THE EXERCISE → From the entries that follow, list every line in which the string "name" appears.

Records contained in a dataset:
►
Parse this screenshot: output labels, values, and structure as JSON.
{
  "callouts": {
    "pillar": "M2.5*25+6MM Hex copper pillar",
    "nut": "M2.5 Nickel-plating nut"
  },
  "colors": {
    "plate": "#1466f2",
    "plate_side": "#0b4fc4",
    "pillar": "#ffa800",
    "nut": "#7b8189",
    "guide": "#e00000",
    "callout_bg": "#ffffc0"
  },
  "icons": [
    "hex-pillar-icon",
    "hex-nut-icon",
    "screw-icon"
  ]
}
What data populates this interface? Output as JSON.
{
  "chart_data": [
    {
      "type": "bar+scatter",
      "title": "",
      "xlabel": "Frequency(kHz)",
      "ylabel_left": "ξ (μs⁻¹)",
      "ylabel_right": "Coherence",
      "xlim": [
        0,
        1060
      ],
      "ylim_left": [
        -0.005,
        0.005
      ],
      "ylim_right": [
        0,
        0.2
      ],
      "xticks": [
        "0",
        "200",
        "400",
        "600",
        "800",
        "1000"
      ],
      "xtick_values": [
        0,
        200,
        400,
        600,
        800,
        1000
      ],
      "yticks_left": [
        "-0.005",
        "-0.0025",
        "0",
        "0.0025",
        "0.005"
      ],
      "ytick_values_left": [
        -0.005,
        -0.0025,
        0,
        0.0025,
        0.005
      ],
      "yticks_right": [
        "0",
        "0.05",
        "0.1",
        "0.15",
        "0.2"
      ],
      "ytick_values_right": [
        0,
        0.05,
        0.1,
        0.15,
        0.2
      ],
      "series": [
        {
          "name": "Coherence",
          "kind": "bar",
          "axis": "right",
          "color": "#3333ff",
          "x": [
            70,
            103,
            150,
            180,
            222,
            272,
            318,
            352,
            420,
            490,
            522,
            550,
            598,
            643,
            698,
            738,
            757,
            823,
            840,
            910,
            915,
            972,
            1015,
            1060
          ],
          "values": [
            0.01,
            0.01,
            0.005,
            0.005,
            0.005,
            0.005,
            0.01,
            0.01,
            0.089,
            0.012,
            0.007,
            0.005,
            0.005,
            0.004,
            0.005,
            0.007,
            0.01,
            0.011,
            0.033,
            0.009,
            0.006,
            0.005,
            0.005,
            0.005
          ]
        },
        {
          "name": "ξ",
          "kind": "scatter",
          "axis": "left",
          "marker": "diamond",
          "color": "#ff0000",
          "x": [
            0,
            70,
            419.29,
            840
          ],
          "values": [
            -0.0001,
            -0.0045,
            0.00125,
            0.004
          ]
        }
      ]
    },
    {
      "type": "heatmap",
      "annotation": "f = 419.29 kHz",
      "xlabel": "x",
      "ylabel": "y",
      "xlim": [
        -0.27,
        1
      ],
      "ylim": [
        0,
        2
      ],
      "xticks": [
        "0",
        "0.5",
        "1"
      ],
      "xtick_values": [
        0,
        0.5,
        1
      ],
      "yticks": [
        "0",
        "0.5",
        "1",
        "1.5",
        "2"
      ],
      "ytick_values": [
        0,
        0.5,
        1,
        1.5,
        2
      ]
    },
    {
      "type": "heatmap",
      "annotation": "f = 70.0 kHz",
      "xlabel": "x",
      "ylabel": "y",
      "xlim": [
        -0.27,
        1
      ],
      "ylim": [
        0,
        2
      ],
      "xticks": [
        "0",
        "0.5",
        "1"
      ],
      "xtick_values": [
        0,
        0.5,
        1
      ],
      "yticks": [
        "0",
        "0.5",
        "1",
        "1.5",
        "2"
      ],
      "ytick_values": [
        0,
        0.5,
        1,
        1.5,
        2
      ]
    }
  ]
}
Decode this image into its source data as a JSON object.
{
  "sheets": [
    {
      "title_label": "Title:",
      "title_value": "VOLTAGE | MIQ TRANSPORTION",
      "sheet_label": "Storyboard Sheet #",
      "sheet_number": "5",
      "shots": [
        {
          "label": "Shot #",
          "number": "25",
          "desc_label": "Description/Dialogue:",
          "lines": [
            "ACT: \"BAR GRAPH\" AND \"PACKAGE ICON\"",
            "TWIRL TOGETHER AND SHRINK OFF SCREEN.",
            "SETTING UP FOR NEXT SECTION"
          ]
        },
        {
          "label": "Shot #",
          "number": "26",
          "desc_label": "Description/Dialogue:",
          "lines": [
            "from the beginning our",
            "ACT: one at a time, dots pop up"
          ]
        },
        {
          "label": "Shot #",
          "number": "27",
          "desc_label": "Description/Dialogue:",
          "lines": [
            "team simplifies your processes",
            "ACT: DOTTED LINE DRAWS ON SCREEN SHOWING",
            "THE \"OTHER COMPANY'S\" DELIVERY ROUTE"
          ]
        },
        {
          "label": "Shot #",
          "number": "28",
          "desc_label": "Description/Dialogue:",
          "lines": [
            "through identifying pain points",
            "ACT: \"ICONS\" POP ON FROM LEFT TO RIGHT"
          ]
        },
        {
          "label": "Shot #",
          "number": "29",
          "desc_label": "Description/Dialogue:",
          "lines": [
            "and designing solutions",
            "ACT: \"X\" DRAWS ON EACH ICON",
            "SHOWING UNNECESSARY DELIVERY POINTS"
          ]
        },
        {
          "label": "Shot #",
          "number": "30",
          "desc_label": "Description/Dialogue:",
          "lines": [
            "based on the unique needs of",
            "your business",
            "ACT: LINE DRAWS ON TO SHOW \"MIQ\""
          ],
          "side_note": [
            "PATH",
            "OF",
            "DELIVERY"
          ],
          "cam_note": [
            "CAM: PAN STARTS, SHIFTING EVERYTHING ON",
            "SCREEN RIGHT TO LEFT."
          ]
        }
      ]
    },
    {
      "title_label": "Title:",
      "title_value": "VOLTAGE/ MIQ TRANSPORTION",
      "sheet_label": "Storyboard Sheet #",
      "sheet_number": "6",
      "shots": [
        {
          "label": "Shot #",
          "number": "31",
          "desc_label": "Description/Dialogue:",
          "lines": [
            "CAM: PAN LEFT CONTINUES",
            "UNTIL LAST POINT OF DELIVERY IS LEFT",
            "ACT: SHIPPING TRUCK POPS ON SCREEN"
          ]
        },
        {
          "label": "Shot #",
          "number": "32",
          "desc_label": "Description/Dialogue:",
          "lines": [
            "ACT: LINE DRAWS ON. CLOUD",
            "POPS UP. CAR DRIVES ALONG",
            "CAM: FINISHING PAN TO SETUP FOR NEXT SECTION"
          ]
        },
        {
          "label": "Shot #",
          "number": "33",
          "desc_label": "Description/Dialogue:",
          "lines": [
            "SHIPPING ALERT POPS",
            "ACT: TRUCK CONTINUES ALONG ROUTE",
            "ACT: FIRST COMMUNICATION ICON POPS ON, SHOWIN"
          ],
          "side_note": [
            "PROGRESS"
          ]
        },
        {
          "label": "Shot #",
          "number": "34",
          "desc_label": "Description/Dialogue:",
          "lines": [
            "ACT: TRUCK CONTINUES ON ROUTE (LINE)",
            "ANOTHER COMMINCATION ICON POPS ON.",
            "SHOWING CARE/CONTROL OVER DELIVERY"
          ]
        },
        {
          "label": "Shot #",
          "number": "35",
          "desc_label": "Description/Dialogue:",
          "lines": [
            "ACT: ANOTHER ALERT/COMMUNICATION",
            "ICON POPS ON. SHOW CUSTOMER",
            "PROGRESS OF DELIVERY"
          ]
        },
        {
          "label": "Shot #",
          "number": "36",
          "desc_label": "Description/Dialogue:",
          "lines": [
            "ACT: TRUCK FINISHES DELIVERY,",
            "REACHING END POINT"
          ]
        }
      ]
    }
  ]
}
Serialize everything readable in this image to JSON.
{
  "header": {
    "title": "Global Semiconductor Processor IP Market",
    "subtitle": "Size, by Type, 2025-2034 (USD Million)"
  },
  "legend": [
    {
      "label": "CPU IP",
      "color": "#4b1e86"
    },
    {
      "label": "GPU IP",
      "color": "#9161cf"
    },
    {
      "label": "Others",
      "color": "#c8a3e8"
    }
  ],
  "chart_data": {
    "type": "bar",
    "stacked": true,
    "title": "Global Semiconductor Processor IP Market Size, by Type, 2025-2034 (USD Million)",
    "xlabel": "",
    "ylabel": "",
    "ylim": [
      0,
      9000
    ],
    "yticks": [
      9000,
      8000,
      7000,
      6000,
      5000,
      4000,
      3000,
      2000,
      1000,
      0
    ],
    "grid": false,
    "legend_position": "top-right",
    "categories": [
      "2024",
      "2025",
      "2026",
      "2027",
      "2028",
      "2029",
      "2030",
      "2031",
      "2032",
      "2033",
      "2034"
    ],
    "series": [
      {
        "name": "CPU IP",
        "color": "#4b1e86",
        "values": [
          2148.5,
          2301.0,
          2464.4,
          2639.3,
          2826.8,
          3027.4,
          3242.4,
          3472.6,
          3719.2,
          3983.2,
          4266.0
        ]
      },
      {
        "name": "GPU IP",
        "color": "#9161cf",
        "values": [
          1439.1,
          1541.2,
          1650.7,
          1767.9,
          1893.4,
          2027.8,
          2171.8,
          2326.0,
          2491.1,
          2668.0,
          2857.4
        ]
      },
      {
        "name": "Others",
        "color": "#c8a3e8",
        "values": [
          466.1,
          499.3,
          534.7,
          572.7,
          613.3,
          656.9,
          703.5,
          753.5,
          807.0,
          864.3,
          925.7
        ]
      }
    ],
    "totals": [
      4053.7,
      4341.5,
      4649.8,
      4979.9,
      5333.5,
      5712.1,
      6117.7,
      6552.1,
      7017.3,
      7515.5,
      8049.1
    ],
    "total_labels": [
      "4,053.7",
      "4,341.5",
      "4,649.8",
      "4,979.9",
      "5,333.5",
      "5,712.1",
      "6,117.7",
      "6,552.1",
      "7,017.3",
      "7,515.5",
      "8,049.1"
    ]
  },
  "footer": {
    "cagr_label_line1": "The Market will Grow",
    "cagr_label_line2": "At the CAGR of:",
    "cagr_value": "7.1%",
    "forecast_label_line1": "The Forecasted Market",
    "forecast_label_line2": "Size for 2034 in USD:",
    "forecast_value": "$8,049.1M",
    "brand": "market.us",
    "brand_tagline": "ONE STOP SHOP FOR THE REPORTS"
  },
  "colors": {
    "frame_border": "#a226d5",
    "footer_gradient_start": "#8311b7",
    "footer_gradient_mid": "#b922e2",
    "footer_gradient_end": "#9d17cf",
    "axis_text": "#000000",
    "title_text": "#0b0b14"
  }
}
◄
THE RESPONSE →
          "name": "Coherence",
          "name": "ξ",
        "name": "CPU IP",
        "name": "GPU IP",
        "name": "Others",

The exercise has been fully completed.